- [Given problem] Print out every record exactly as it appears.
* Begin *
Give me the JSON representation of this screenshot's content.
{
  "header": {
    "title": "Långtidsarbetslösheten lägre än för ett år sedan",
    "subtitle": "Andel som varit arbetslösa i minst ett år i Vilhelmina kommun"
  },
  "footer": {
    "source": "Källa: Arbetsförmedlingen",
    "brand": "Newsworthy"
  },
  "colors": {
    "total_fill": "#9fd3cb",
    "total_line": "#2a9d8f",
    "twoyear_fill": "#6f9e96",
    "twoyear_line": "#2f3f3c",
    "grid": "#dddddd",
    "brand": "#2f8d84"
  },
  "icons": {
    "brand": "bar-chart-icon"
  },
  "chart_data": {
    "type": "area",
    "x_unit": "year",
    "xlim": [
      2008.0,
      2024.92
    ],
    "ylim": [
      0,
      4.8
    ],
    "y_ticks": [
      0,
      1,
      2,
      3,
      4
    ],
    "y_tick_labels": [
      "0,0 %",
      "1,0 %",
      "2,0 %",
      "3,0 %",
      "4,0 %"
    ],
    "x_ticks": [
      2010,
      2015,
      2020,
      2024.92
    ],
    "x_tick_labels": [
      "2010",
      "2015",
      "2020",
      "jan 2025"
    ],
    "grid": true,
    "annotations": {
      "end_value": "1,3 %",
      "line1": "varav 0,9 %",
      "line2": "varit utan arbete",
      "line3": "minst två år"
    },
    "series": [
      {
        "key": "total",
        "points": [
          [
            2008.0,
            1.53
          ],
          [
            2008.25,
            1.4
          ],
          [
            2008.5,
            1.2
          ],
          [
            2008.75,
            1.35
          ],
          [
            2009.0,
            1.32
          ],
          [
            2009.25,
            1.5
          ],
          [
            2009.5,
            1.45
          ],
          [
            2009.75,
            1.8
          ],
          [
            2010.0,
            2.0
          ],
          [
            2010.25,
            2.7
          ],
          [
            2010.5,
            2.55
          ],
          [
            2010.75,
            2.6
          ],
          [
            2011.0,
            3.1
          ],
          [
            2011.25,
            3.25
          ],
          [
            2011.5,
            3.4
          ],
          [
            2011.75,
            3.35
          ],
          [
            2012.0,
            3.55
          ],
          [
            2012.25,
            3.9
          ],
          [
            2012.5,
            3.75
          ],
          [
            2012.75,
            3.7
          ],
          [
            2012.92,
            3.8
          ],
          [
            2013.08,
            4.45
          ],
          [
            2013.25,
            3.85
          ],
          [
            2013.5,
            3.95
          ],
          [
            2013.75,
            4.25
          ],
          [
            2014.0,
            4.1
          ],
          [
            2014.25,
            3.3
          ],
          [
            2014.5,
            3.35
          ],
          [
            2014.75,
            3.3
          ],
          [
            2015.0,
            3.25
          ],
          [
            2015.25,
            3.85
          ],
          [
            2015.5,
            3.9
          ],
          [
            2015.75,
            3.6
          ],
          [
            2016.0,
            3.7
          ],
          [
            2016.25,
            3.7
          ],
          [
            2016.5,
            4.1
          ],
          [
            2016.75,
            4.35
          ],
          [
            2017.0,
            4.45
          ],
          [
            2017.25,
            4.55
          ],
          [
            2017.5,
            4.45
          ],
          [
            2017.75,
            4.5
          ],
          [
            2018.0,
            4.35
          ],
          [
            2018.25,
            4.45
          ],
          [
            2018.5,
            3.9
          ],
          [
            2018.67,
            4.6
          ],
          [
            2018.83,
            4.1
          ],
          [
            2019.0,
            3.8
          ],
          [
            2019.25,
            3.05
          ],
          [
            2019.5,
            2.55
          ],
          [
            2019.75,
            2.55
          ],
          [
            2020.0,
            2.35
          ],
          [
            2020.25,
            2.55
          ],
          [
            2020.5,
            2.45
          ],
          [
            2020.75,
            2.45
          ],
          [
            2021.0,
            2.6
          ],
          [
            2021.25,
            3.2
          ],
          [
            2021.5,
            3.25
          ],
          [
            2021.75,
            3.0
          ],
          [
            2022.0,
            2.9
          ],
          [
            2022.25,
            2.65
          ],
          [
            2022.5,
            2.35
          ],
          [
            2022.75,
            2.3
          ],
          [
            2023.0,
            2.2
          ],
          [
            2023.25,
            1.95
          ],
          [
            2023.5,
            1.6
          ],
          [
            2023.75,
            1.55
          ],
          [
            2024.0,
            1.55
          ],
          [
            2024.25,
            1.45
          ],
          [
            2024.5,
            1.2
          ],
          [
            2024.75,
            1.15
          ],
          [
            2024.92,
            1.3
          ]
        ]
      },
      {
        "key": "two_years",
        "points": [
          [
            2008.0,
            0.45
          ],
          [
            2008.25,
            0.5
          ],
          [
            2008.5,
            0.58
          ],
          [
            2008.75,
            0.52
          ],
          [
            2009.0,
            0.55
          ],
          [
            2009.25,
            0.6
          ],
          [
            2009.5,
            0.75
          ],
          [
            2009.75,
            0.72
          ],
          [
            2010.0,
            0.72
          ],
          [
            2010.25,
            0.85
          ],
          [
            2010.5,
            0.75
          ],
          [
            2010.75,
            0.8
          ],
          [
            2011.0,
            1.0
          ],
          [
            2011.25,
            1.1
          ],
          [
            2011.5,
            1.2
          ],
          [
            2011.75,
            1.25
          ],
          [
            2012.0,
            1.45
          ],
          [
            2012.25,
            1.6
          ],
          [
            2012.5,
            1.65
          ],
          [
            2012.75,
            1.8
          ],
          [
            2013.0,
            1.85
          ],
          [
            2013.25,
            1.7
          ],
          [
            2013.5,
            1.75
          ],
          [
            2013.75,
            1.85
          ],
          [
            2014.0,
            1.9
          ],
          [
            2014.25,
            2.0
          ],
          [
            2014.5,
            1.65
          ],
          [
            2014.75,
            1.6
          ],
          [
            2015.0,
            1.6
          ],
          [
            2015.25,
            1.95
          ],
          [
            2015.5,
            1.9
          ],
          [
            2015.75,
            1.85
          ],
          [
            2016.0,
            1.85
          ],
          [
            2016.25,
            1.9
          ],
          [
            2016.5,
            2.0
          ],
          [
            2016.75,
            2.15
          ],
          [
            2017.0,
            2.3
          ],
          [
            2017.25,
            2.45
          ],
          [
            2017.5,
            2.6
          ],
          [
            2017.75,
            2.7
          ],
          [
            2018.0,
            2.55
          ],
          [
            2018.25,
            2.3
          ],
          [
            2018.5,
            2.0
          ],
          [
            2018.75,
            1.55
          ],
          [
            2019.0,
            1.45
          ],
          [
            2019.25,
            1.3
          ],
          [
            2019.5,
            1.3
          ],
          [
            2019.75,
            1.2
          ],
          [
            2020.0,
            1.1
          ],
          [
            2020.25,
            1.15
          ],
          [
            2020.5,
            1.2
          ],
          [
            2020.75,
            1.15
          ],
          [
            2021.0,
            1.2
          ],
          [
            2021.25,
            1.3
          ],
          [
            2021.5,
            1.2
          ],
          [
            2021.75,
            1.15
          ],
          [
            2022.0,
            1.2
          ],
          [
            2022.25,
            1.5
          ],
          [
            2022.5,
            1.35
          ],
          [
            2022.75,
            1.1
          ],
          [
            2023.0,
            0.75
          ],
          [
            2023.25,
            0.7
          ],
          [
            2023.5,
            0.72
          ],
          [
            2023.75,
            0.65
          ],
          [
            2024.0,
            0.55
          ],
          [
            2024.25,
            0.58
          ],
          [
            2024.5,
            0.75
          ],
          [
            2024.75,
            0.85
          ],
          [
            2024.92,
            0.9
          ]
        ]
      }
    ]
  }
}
* End *
- [Response to this exercise]
Give me the JSON representation of this screenshot's content.
{
  "header": {
    "title": "Långtidsarbetslösheten lägre än för ett år sedan",
    "subtitle": "Andel som varit arbetslösa i minst ett år i Vilhelmina kommun"
  },
  "footer": {
    "source": "Källa: Arbetsförmedlingen",
    "brand": "Newsworthy"
  },
  "colors": {
    "total_fill": "#9fd3cb",
    "total_line": "#2a9d8f",
    "twoyear_fill": "#6f9e96",
    "twoyear_line": "#2f3f3c",
    "grid": "#dddddd",
    "brand": "#2f8d84"
  },
  "icons": {
    "brand": "bar-chart-icon"
  },
  "chart_data": {
    "type": "area",
    "x_unit": "year",
    "xlim": [
      2008.0,
      2024.92
    ],
    "ylim": [
      0,
      4.8
    ],
    "y_ticks": [
      0,
      1,
      2,
      3,
      4
    ],
    "y_tick_labels": [
      "0,0 %",
      "1,0 %",
      "2,0 %",
      "3,0 %",
      "4,0 %"
    ],
    "x_ticks": [
      2010,
      2015,
      2020,
      2024.92
    ],
    "x_tick_labels": [
      "2010",
      "2015",
      "2020",
      "jan 2025"
    ],
    "grid": true,
    "annotations": {
      "end_value": "1,3 %",
      "line1": "varav 0,9 %",
      "line2": "varit utan arbete",
      "line3": "minst två år"
    },
    "series": [
      {
        "key": "total",
        "points": [
          [
            2008.0,
            1.53
          ],
          [
            2008.25,
            1.4
          ],
          [
            2008.5,
            1.2
          ],
          [
            2008.75,
            1.35
          ],
          [
            2009.0,
            1.32
          ],
          [
            2009.25,
            1.5
          ],
          [
            2009.5,
            1.45
          ],
          [
            2009.75,
            1.8
          ],
          [
            2010.0,
            2.0
          ],
          [
            2010.25,
            2.7
          ],
          [
            2010.5,
            2.55
          ],
          [
            2010.75,
            2.6
          ],
          [
            2011.0,
            3.1
          ],
          [
            2011.25,
            3.25
          ],
          [
            2011.5,
            3.4
          ],
          [
            2011.75,
            3.35
          ],
          [
            2012.0,
            3.55
          ],
          [
            2012.25,
            3.9
          ],
          [
            2012.5,
            3.75
          ],
          [
            2012.75,
            3.7
          ],
          [
            2012.92,
            3.8
          ],
          [
            2013.08,
            4.45
          ],
          [
            2013.25,
            3.85
          ],
          [
            2013.5,
            3.95
          ],
          [
            2013.75,
            4.25
          ],
          [
            2014.0,
            4.1
          ],
          [
            2014.25,
            3.3
          ],
          [
            2014.5,
            3.35
          ],
          [
            2014.75,
            3.3
          ],
          [
            2015.0,
            3.25
          ],
          [
            2015.25,
            3.85
          ],
          [
            2015.5,
            3.9
          ],
          [
            2015.75,
            3.6
          ],
          [
            2016.0,
            3.7
          ],
          [
            2016.25,
            3.7
          ],
          [
            2016.5,
            4.1
          ],
          [
            2016.75,
            4.35
          ],
          [
            2017.0,
            4.45
          ],
          [
            2017.25,
            4.55
          ],
          [
            2017.5,
            4.45
          ],
          [
            2017.75,
            4.5
          ],
          [
            2018.0,
            4.35
          ],
          [
            2018.25,
            4.45
          ],
          [
            2018.5,
            3.9
          ],
          [
            2018.67,
            4.6
          ],
          [
            2018.83,
            4.1
          ],
          [
            2019.0,
            3.8
          ],
          [
            2019.25,
            3.05
          ],
          [
            2019.5,
            2.55
          ],
          [
            2019.75,
            2.55
          ],
          [
            2020.0,
            2.35
          ],
          [
            2020.25,
            2.55
          ],
          [
            2020.5,
            2.45
          ],
          [
            2020.75,
            2.45
          ],
          [
            2021.0,
            2.6
          ],
          [
            2021.25,
            3.2
          ],
          [
            2021.5,
            3.25
          ],
          [
            2021.75,
            3.0
          ],
          [
            2022.0,
            2.9
          ],
          [
            2022.25,
            2.65
          ],
          [
            2022.5,
            2.35
          ],
          [
            2022.75,
            2.3
          ],
          [
            2023.0,
            2.2
          ],
          [
            2023.25,
            1.95
          ],
          [
            2023.5,
            1.6
          ],
          [
            2023.75,
            1.55
          ],
          [
            2024.0,
            1.55
          ],
          [
            2024.25,
            1.45
          ],
          [
            2024.5,
            1.2
          ],
          [
            2024.75,
            1.15
          ],
          [
            2024.92,
            1.3
          ]
        ]
      },
      {
        "key": "two_years",
        "points": [
          [
            2008.0,
            0.45
          ],
          [
            2008.25,
            0.5
          ],
          [
            2008.5,
            0.58
          ],
          [
            2008.75,
            0.52
          ],
          [
            2009.0,
            0.55
          ],
          [
            2009.25,
            0.6
          ],
          [
            2009.5,
            0.75
          ],
          [
            2009.75,
            0.72
          ],
          [
            2010.0,
            0.72
          ],
          [
            2010.25,
            0.85
          ],
          [
            2010.5,
            0.75
          ],
          [
            2010.75,
            0.8
          ],
          [
            2011.0,
            1.0
          ],
          [
            2011.25,
            1.1
          ],
          [
            2011.5,
            1.2
          ],
          [
            2011.75,
            1.25
          ],
          [
            2012.0,
            1.45
          ],
          [
            2012.25,
            1.6
          ],
          [
            2012.5,
            1.65
          ],
          [
            2012.75,
            1.8
          ],
          [
            2013.0,
            1.85
          ],
          [
            2013.25,
            1.7
          ],
          [
            2013.5,
            1.75
          ],
          [
            2013.75,
            1.85
          ],
          [
            2014.0,
            1.9
          ],
          [
            2014.25,
            2.0
          ],
          [
            2014.5,
            1.65
          ],
          [
            2014.75,
            1.6
          ],
          [
            2015.0,
            1.6
          ],
          [
            2015.25,
            1.95
          ],
          [
            2015.5,
            1.9
          ],
          [
            2015.75,
            1.85
          ],
          [
            2016.0,
            1.85
          ],
          [
            2016.25,
            1.9
          ],
          [
            2016.5,
            2.0
          ],
          [
            2016.75,
            2.15
          ],
          [
            2017.0,
            2.3
          ],
          [
            2017.25,
            2.45
          ],
          [
            2017.5,
            2.6
          ],
          [
            2017.75,
            2.7
          ],
          [
            2018.0,
            2.55
          ],
          [
            2018.25,
            2.3
          ],
          [
            2018.5,
            2.0
          ],
          [
            2018.75,
            1.55
          ],
          [
            2019.0,
            1.45
          ],
          [
            2019.25,
            1.3
          ],
          [
            2019.5,
            1.3
          ],
          [
            2019.75,
            1.2
          ],
          [
            2020.0,
            1.1
          ],
          [
            2020.25,
            1.15
          ],
          [
            2020.5,
            1.2
          ],
          [
            2020.75,
            1.15
          ],
          [
            2021.0,
            1.2
          ],
          [
            2021.25,
            1.3
          ],
          [
            2021.5,
            1.2
          ],
          [
            2021.75,
            1.15
          ],
          [
            2022.0,
            1.2
          ],
          [
            2022.25,
            1.5
          ],
          [
            2022.5,
            1.35
          ],
          [
            2022.75,
            1.1
          ],
          [
            2023.0,
            0.75
          ],
          [
            2023.25,
            0.7
          ],
          [
            2023.5,
            0.72
          ],
          [
            2023.75,
            0.65
          ],
          [
            2024.0,
            0.55
          ],
          [
            2024.25,
            0.58
          ],
          [
            2024.5,
            0.75
          ],
          [
            2024.75,
            0.85
          ],
          [
            2024.92,
            0.9
          ]
        ]
      }
    ]
  }
}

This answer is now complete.